Source data

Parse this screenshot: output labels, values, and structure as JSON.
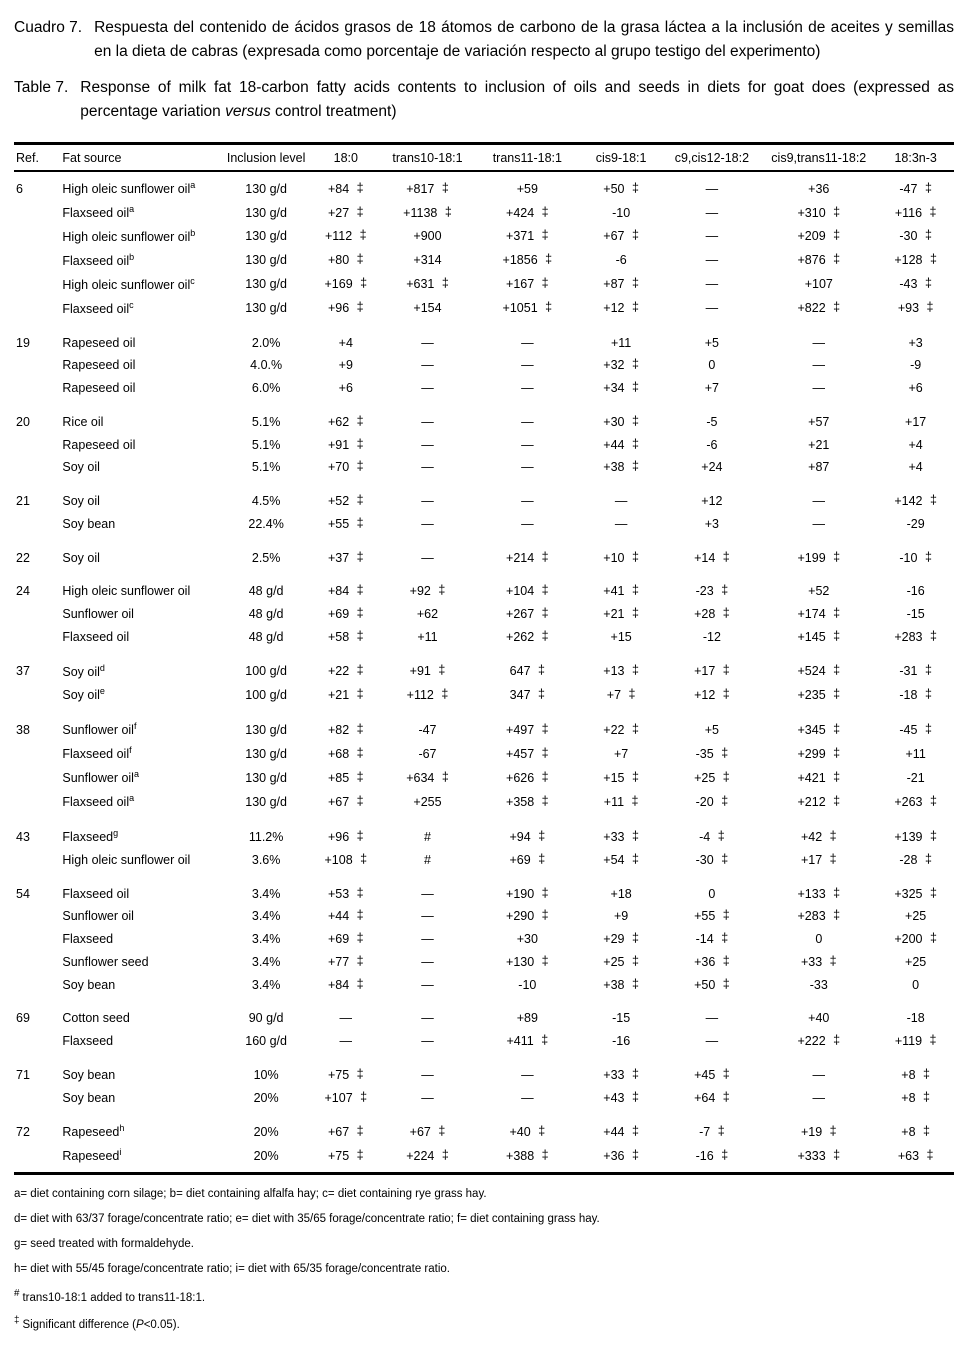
{
  "theme": {
    "page_bg": "#ffffff",
    "text": "#000000",
    "rule": "#000000"
  },
  "caption_es": {
    "label": "Cuadro 7.",
    "text": "Respuesta del contenido de ácidos grasos de 18 átomos de carbono de la grasa láctea a la inclusión de aceites y semillas en la dieta de cabras (expresada como porcentaje de variación respecto al grupo testigo del experimento)"
  },
  "caption_en": {
    "label": "Table 7.",
    "text_before": "Response of milk fat 18-carbon fatty acids contents to inclusion of oils and seeds in diets for goat does (expressed as percentage variation ",
    "italic_word": "versus",
    "text_after": " control treatment)"
  },
  "table": {
    "columns": [
      "Ref.",
      "Fat source",
      "Inclusion level",
      "18:0",
      "trans10-18:1",
      "trans11-18:1",
      "cis9-18:1",
      "c9,cis12-18:2",
      "cis9,trans11-18:2",
      "18:3n-3"
    ],
    "groups": [
      {
        "ref": "6",
        "rows": [
          {
            "source": "High oleic sunflower oil",
            "sup": "a",
            "level": "130 g/d",
            "values": [
              "+84 ‡",
              "+817 ‡",
              "+59",
              "+50 ‡",
              "—",
              "+36",
              "-47 ‡"
            ]
          },
          {
            "source": "Flaxseed oil",
            "sup": "a",
            "level": "130 g/d",
            "values": [
              "+27 ‡",
              "+1138 ‡",
              "+424 ‡",
              "-10",
              "—",
              "+310 ‡",
              "+116 ‡"
            ]
          },
          {
            "source": "High oleic sunflower oil",
            "sup": "b",
            "level": "130 g/d",
            "values": [
              "+112 ‡",
              "+900",
              "+371 ‡",
              "+67 ‡",
              "—",
              "+209 ‡",
              "-30 ‡"
            ]
          },
          {
            "source": "Flaxseed oil",
            "sup": "b",
            "level": "130 g/d",
            "values": [
              "+80 ‡",
              "+314",
              "+1856 ‡",
              "-6",
              "—",
              "+876 ‡",
              "+128 ‡"
            ]
          },
          {
            "source": "High oleic sunflower oil",
            "sup": "c",
            "level": "130 g/d",
            "values": [
              "+169 ‡",
              "+631 ‡",
              "+167 ‡",
              "+87 ‡",
              "—",
              "+107",
              "-43 ‡"
            ]
          },
          {
            "source": "Flaxseed oil",
            "sup": "c",
            "level": "130 g/d",
            "values": [
              "+96 ‡",
              "+154",
              "+1051 ‡",
              "+12 ‡",
              "—",
              "+822 ‡",
              "+93 ‡"
            ]
          }
        ]
      },
      {
        "ref": "19",
        "rows": [
          {
            "source": "Rapeseed oil",
            "level": "2.0%",
            "values": [
              "+4",
              "—",
              "—",
              "+11",
              "+5",
              "—",
              "+3"
            ]
          },
          {
            "source": "Rapeseed oil",
            "level": "4.0.%",
            "values": [
              "+9",
              "—",
              "—",
              "+32 ‡",
              "0",
              "—",
              "-9"
            ]
          },
          {
            "source": "Rapeseed oil",
            "level": "6.0%",
            "values": [
              "+6",
              "—",
              "—",
              "+34 ‡",
              "+7",
              "—",
              "+6"
            ]
          }
        ]
      },
      {
        "ref": "20",
        "rows": [
          {
            "source": "Rice oil",
            "level": "5.1%",
            "values": [
              "+62 ‡",
              "—",
              "—",
              "+30 ‡",
              "-5",
              "+57",
              "+17"
            ]
          },
          {
            "source": "Rapeseed oil",
            "level": "5.1%",
            "values": [
              "+91 ‡",
              "—",
              "—",
              "+44 ‡",
              "-6",
              "+21",
              "+4"
            ]
          },
          {
            "source": "Soy oil",
            "level": "5.1%",
            "values": [
              "+70 ‡",
              "—",
              "—",
              "+38 ‡",
              "+24",
              "+87",
              "+4"
            ]
          }
        ]
      },
      {
        "ref": "21",
        "rows": [
          {
            "source": "Soy oil",
            "level": "4.5%",
            "values": [
              "+52 ‡",
              "—",
              "—",
              "—",
              "+12",
              "—",
              "+142 ‡"
            ]
          },
          {
            "source": "Soy bean",
            "level": "22.4%",
            "values": [
              "+55 ‡",
              "—",
              "—",
              "—",
              "+3",
              "—",
              "-29"
            ]
          }
        ]
      },
      {
        "ref": "22",
        "rows": [
          {
            "source": "Soy oil",
            "level": "2.5%",
            "values": [
              "+37 ‡",
              "—",
              "+214 ‡",
              "+10 ‡",
              "+14 ‡",
              "+199 ‡",
              "-10 ‡"
            ]
          }
        ]
      },
      {
        "ref": "24",
        "rows": [
          {
            "source": "High oleic sunflower oil",
            "level": "48 g/d",
            "values": [
              "+84 ‡",
              "+92 ‡",
              "+104 ‡",
              "+41 ‡",
              "-23 ‡",
              "+52",
              "-16"
            ]
          },
          {
            "source": "Sunflower oil",
            "level": "48 g/d",
            "values": [
              "+69 ‡",
              "+62",
              "+267 ‡",
              "+21 ‡",
              "+28 ‡",
              "+174 ‡",
              "-15"
            ]
          },
          {
            "source": "Flaxseed oil",
            "level": "48 g/d",
            "values": [
              "+58 ‡",
              "+11",
              "+262 ‡",
              "+15",
              "-12",
              "+145 ‡",
              "+283 ‡"
            ]
          }
        ]
      },
      {
        "ref": "37",
        "rows": [
          {
            "source": "Soy oil",
            "sup": "d",
            "level": "100 g/d",
            "values": [
              "+22 ‡",
              "+91 ‡",
              "647 ‡",
              "+13 ‡",
              "+17 ‡",
              "+524 ‡",
              "-31 ‡"
            ]
          },
          {
            "source": "Soy oil",
            "sup": "e",
            "level": "100 g/d",
            "values": [
              "+21 ‡",
              "+112 ‡",
              "347 ‡",
              "+7 ‡",
              "+12 ‡",
              "+235 ‡",
              "-18 ‡"
            ]
          }
        ]
      },
      {
        "ref": "38",
        "rows": [
          {
            "source": "Sunflower oil",
            "sup": "f",
            "level": "130 g/d",
            "values": [
              "+82 ‡",
              "-47",
              "+497 ‡",
              "+22 ‡",
              "+5",
              "+345 ‡",
              "-45 ‡"
            ]
          },
          {
            "source": "Flaxseed oil",
            "sup": "f",
            "level": "130 g/d",
            "values": [
              "+68 ‡",
              "-67",
              "+457 ‡",
              "+7",
              "-35 ‡",
              "+299 ‡",
              "+11"
            ]
          },
          {
            "source": "Sunflower oil",
            "sup": "a",
            "level": "130 g/d",
            "values": [
              "+85 ‡",
              "+634 ‡",
              "+626 ‡",
              "+15 ‡",
              "+25 ‡",
              "+421 ‡",
              "-21"
            ]
          },
          {
            "source": "Flaxseed oil",
            "sup": "a",
            "level": "130 g/d",
            "values": [
              "+67 ‡",
              "+255",
              "+358 ‡",
              "+11 ‡",
              "-20 ‡",
              "+212 ‡",
              "+263 ‡"
            ]
          }
        ]
      },
      {
        "ref": "43",
        "rows": [
          {
            "source": "Flaxseed",
            "sup": "g",
            "level": "11.2%",
            "values": [
              "+96 ‡",
              "#",
              "+94 ‡",
              "+33 ‡",
              "-4 ‡",
              "+42 ‡",
              "+139 ‡"
            ]
          },
          {
            "source": "High oleic sunflower oil",
            "level": "3.6%",
            "values": [
              "+108 ‡",
              "#",
              "+69 ‡",
              "+54 ‡",
              "-30 ‡",
              "+17 ‡",
              "-28 ‡"
            ]
          }
        ]
      },
      {
        "ref": "54",
        "rows": [
          {
            "source": "Flaxseed oil",
            "level": "3.4%",
            "values": [
              "+53 ‡",
              "—",
              "+190 ‡",
              "+18",
              "0",
              "+133 ‡",
              "+325 ‡"
            ]
          },
          {
            "source": "Sunflower oil",
            "level": "3.4%",
            "values": [
              "+44 ‡",
              "—",
              "+290 ‡",
              "+9",
              "+55 ‡",
              "+283 ‡",
              "+25"
            ]
          },
          {
            "source": "Flaxseed",
            "level": "3.4%",
            "values": [
              "+69 ‡",
              "—",
              "+30",
              "+29 ‡",
              "-14 ‡",
              "0",
              "+200 ‡"
            ]
          },
          {
            "source": "Sunflower seed",
            "level": "3.4%",
            "values": [
              "+77 ‡",
              "—",
              "+130 ‡",
              "+25 ‡",
              "+36 ‡",
              "+33 ‡",
              "+25"
            ]
          },
          {
            "source": "Soy bean",
            "level": "3.4%",
            "values": [
              "+84 ‡",
              "—",
              "-10",
              "+38 ‡",
              "+50 ‡",
              "-33",
              "0"
            ]
          }
        ]
      },
      {
        "ref": "69",
        "rows": [
          {
            "source": "Cotton seed",
            "level": "90 g/d",
            "values": [
              "—",
              "—",
              "+89",
              "-15",
              "—",
              "+40",
              "-18"
            ]
          },
          {
            "source": "Flaxseed",
            "level": "160 g/d",
            "values": [
              "—",
              "—",
              "+411 ‡",
              "-16",
              "—",
              "+222 ‡",
              "+119 ‡"
            ]
          }
        ]
      },
      {
        "ref": "71",
        "rows": [
          {
            "source": "Soy bean",
            "level": "10%",
            "values": [
              "+75 ‡",
              "—",
              "—",
              "+33 ‡",
              "+45 ‡",
              "—",
              "+8 ‡"
            ]
          },
          {
            "source": "Soy bean",
            "level": "20%",
            "values": [
              "+107 ‡",
              "—",
              "—",
              "+43 ‡",
              "+64 ‡",
              "—",
              "+8 ‡"
            ]
          }
        ]
      },
      {
        "ref": "72",
        "rows": [
          {
            "source": "Rapeseed",
            "sup": "h",
            "level": "20%",
            "values": [
              "+67 ‡",
              "+67 ‡",
              "+40 ‡",
              "+44 ‡",
              "-7 ‡",
              "+19 ‡",
              "+8 ‡"
            ]
          },
          {
            "source": "Rapeseed",
            "sup": "i",
            "level": "20%",
            "values": [
              "+75 ‡",
              "+224 ‡",
              "+388 ‡",
              "+36 ‡",
              "-16 ‡",
              "+333 ‡",
              "+63 ‡"
            ]
          }
        ]
      }
    ]
  },
  "footnotes": [
    {
      "symbol": "",
      "segments": [
        {
          "text": "a= diet containing corn silage; b= diet containing alfalfa hay; c= diet containing rye grass hay."
        }
      ]
    },
    {
      "symbol": "",
      "segments": [
        {
          "text": "d= diet with 63/37 forage/concentrate ratio; e= diet with 35/65 forage/concentrate ratio; f= diet containing grass hay."
        }
      ]
    },
    {
      "symbol": "",
      "segments": [
        {
          "text": "g= seed treated with formaldehyde."
        }
      ]
    },
    {
      "symbol": "",
      "segments": [
        {
          "text": "h= diet with 55/45 forage/concentrate ratio; i= diet with 65/35 forage/concentrate ratio."
        }
      ]
    },
    {
      "symbol": "#",
      "segments": [
        {
          "text": "trans10-18:1 added to trans11-18:1."
        }
      ]
    },
    {
      "symbol": "‡",
      "segments": [
        {
          "text": "Significant difference ("
        },
        {
          "text": "P",
          "italic": true
        },
        {
          "text": "<0.05)."
        }
      ]
    }
  ]
}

DO THIS
Using the listing above, pick out each line that contains the word "forage", then copy it.

REPLY TO THE TASK
          "text": "d= diet with 63/37 forage/concentrate ratio; e= diet with 35/65 forage/concentrate ratio; f= diet containing grass hay."
          "text": "h= diet with 55/45 forage/concentrate ratio; i= diet with 65/35 forage/concentrate ratio."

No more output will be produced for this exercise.